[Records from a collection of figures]
◇ ◇ ◇ ◇ ◇

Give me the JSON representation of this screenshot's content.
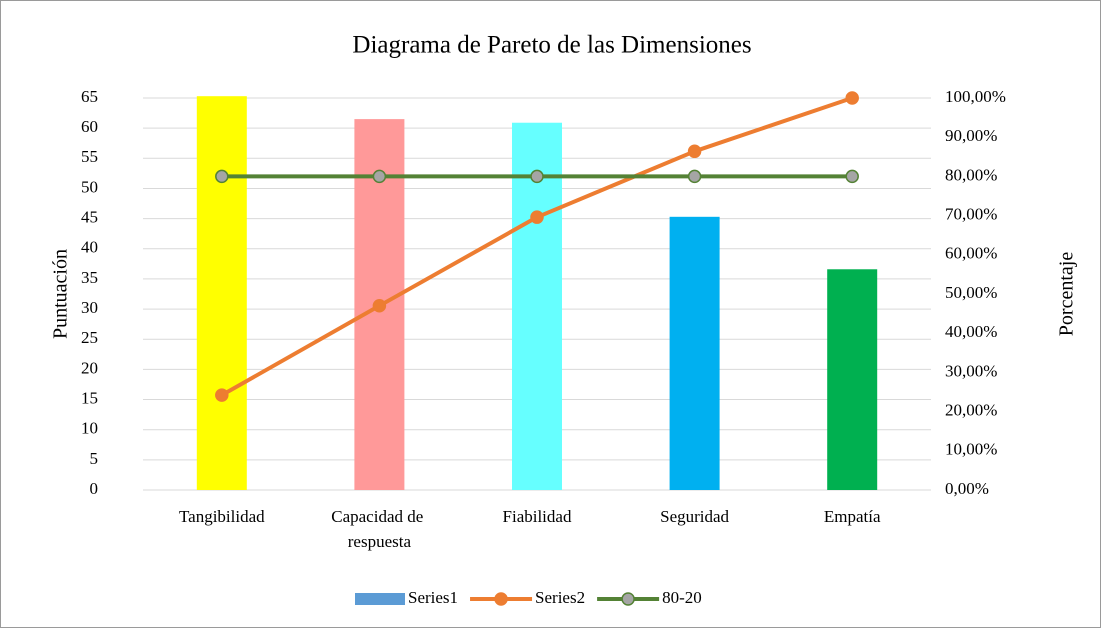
{
  "chart_data": {
    "type": "pareto",
    "title": "Diagrama de Pareto de las Dimensiones",
    "ylabel": "Puntuación",
    "y2label": "Porcentaje",
    "categories": [
      "Tangibilidad",
      "Capacidad de respuesta",
      "Fiabilidad",
      "Seguridad",
      "Empatía"
    ],
    "series": [
      {
        "name": "Series1",
        "type": "bar",
        "color": "#5b9bd5",
        "colors": [
          "#ffff00",
          "#ff9999",
          "#66ffff",
          "#00b0f0",
          "#00b050"
        ],
        "values": [
          65.3,
          61.5,
          60.9,
          45.3,
          36.6
        ]
      },
      {
        "name": "Series2",
        "type": "line",
        "axis": "y2",
        "color": "#ed7d31",
        "marker_color": "#ed7d31",
        "values": [
          24.2,
          47.0,
          69.6,
          86.4,
          100
        ]
      },
      {
        "name": "80-20",
        "type": "line",
        "axis": "y2",
        "color": "#548235",
        "marker_color": "#a5a5a5",
        "values": [
          80,
          80,
          80,
          80,
          80
        ]
      }
    ],
    "ylim": [
      0,
      65
    ],
    "yticks": [
      0,
      5,
      10,
      15,
      20,
      25,
      30,
      35,
      40,
      45,
      50,
      55,
      60,
      65
    ],
    "y2lim": [
      0,
      100
    ],
    "y2ticks": [
      {
        "value": 0,
        "label": "0,00%"
      },
      {
        "value": 10,
        "label": "10,00%"
      },
      {
        "value": 20,
        "label": "20,00%"
      },
      {
        "value": 30,
        "label": "30,00%"
      },
      {
        "value": 40,
        "label": "40,00%"
      },
      {
        "value": 50,
        "label": "50,00%"
      },
      {
        "value": 60,
        "label": "60,00%"
      },
      {
        "value": 70,
        "label": "70,00%"
      },
      {
        "value": 80,
        "label": "80,00%"
      },
      {
        "value": 90,
        "label": "90,00%"
      },
      {
        "value": 100,
        "label": "100,00%"
      }
    ],
    "grid": true,
    "legend": "bottom"
  }
}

◇ ◇ ◇ ◇ ◇

Transcribe the full listing above exactly, with the images removed.

Give me the JSON representation of this screenshot's content.
{
  "chart_data": {
    "type": "pareto",
    "title": "Diagrama de Pareto de las Dimensiones",
    "ylabel": "Puntuación",
    "y2label": "Porcentaje",
    "categories": [
      "Tangibilidad",
      "Capacidad de respuesta",
      "Fiabilidad",
      "Seguridad",
      "Empatía"
    ],
    "series": [
      {
        "name": "Series1",
        "type": "bar",
        "color": "#5b9bd5",
        "colors": [
          "#ffff00",
          "#ff9999",
          "#66ffff",
          "#00b0f0",
          "#00b050"
        ],
        "values": [
          65.3,
          61.5,
          60.9,
          45.3,
          36.6
        ]
      },
      {
        "name": "Series2",
        "type": "line",
        "axis": "y2",
        "color": "#ed7d31",
        "marker_color": "#ed7d31",
        "values": [
          24.2,
          47.0,
          69.6,
          86.4,
          100
        ]
      },
      {
        "name": "80-20",
        "type": "line",
        "axis": "y2",
        "color": "#548235",
        "marker_color": "#a5a5a5",
        "values": [
          80,
          80,
          80,
          80,
          80
        ]
      }
    ],
    "ylim": [
      0,
      65
    ],
    "yticks": [
      0,
      5,
      10,
      15,
      20,
      25,
      30,
      35,
      40,
      45,
      50,
      55,
      60,
      65
    ],
    "y2lim": [
      0,
      100
    ],
    "y2ticks": [
      {
        "value": 0,
        "label": "0,00%"
      },
      {
        "value": 10,
        "label": "10,00%"
      },
      {
        "value": 20,
        "label": "20,00%"
      },
      {
        "value": 30,
        "label": "30,00%"
      },
      {
        "value": 40,
        "label": "40,00%"
      },
      {
        "value": 50,
        "label": "50,00%"
      },
      {
        "value": 60,
        "label": "60,00%"
      },
      {
        "value": 70,
        "label": "70,00%"
      },
      {
        "value": 80,
        "label": "80,00%"
      },
      {
        "value": 90,
        "label": "90,00%"
      },
      {
        "value": 100,
        "label": "100,00%"
      }
    ],
    "grid": true,
    "legend": "bottom"
  }
}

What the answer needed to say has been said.